--- BEGIN Extracted entries ---

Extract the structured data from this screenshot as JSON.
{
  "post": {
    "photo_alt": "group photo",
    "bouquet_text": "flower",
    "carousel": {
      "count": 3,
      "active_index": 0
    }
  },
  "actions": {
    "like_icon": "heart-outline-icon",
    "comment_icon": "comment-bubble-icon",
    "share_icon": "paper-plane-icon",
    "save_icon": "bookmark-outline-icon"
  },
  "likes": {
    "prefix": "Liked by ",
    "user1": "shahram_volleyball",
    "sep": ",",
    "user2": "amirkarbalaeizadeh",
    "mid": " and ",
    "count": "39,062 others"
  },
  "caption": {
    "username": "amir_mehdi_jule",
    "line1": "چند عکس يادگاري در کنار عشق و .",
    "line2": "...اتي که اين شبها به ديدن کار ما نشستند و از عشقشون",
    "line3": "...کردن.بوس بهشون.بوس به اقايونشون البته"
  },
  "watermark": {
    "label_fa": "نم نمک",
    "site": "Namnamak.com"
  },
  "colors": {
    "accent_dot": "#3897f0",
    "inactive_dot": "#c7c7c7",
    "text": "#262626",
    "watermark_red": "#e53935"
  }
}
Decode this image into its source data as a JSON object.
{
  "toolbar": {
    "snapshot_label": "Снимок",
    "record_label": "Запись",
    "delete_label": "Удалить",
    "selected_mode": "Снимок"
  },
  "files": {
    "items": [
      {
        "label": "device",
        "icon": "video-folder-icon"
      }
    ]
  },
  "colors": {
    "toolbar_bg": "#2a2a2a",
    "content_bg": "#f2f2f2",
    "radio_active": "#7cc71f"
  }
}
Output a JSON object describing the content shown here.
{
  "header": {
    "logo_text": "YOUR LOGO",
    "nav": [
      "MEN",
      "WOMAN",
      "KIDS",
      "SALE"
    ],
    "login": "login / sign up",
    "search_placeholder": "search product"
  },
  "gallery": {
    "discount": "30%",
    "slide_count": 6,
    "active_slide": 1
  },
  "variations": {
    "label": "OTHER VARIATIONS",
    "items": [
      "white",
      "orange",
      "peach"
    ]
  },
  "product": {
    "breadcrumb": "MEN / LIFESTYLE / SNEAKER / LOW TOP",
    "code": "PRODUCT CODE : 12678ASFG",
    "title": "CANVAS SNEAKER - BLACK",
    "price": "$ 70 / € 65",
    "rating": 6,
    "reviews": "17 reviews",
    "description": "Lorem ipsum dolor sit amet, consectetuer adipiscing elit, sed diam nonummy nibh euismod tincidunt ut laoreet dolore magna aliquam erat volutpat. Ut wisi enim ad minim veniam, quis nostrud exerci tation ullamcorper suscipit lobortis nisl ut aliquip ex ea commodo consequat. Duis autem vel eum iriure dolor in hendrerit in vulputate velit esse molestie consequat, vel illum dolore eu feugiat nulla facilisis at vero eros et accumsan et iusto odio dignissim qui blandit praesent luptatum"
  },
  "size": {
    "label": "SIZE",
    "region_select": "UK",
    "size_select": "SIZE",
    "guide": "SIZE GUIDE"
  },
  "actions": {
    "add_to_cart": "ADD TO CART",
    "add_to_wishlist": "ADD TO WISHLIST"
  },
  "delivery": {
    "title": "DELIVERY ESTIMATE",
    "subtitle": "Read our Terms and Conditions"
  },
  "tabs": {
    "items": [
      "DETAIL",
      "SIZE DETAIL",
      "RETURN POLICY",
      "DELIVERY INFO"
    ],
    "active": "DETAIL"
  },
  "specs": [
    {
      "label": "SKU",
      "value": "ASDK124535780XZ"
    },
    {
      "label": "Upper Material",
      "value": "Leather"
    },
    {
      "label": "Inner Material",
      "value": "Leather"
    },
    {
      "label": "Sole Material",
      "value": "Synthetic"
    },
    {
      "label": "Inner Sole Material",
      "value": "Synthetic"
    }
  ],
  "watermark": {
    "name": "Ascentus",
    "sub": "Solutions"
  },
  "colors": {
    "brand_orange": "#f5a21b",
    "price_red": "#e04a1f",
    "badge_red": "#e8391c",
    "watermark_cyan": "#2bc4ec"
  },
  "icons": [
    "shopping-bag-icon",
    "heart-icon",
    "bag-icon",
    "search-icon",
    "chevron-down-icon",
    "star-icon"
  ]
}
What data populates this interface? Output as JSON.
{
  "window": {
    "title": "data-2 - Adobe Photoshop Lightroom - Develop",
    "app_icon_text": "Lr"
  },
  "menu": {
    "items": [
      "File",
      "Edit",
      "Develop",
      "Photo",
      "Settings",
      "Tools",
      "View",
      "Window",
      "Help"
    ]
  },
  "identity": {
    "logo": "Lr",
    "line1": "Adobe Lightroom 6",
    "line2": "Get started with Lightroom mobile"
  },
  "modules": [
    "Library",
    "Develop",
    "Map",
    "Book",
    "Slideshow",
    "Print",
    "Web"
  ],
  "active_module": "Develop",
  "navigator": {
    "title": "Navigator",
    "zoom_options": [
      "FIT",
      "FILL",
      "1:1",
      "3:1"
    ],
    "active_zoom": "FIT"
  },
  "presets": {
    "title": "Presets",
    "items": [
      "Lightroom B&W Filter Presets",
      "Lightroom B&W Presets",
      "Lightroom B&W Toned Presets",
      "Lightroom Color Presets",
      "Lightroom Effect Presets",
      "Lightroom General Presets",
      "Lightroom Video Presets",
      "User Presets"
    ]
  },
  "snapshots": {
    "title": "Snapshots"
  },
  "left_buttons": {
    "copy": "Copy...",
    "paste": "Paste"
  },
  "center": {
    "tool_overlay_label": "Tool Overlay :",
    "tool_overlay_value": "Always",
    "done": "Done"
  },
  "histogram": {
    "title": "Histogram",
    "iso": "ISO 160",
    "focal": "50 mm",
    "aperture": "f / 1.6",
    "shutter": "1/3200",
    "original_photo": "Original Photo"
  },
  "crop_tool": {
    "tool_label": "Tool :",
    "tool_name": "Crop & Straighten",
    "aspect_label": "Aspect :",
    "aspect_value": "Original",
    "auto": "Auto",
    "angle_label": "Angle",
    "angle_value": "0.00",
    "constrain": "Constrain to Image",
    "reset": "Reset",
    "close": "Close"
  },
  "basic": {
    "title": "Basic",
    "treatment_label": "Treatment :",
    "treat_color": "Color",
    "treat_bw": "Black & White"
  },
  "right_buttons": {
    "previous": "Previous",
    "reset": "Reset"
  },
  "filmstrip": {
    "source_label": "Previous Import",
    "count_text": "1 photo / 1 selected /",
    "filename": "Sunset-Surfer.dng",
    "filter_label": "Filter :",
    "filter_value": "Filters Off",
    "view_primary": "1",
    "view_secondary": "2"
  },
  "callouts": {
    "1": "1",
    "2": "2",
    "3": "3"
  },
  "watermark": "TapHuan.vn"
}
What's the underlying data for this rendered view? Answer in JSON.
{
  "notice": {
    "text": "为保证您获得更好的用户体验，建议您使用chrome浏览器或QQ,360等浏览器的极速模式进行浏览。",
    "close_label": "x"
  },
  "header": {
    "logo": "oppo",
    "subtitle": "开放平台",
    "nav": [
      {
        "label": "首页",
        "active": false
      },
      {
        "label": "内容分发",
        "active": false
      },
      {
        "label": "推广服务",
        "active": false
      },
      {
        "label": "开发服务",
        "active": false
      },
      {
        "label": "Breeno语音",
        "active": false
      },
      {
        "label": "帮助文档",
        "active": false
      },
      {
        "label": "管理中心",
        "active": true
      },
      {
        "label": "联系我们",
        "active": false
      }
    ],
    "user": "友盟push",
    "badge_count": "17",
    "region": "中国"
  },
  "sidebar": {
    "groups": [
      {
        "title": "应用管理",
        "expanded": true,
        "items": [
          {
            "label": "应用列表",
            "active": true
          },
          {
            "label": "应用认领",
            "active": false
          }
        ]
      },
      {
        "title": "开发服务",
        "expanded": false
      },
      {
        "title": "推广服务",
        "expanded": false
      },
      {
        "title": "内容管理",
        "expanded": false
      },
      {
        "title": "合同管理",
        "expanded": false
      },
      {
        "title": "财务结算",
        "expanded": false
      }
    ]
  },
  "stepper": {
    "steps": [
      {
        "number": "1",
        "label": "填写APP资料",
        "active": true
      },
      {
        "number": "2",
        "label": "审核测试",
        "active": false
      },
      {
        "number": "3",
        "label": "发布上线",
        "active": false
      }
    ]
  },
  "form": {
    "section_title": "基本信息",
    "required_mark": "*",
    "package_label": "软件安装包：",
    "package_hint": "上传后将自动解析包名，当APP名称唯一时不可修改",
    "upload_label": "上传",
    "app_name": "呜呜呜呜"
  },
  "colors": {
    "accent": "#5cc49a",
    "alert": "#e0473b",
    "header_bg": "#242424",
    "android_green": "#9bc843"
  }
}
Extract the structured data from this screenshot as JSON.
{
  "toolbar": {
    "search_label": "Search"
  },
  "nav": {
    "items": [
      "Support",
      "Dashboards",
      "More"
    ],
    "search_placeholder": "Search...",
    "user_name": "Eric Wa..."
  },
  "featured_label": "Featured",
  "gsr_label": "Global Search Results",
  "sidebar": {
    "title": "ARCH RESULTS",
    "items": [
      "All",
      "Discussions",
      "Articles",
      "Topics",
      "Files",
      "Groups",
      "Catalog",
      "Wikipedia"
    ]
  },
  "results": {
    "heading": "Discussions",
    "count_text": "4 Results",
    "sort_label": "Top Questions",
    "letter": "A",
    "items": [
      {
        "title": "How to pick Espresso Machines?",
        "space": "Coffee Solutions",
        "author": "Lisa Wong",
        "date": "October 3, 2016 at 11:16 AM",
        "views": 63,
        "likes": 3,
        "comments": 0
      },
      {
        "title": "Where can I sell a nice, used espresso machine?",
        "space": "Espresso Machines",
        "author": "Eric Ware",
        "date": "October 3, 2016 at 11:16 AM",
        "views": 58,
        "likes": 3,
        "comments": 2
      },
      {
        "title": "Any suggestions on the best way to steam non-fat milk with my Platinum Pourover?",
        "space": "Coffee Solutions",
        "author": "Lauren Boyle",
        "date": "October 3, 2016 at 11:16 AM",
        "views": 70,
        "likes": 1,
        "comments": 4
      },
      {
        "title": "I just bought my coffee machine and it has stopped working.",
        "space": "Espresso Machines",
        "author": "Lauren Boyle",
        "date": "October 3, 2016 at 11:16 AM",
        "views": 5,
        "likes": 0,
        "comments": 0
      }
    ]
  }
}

--- END Extracted entries ---

§ **What the task requires**
Count every line in the listing above that holds "Previous", then report only the count.

§ **Correct answer**
2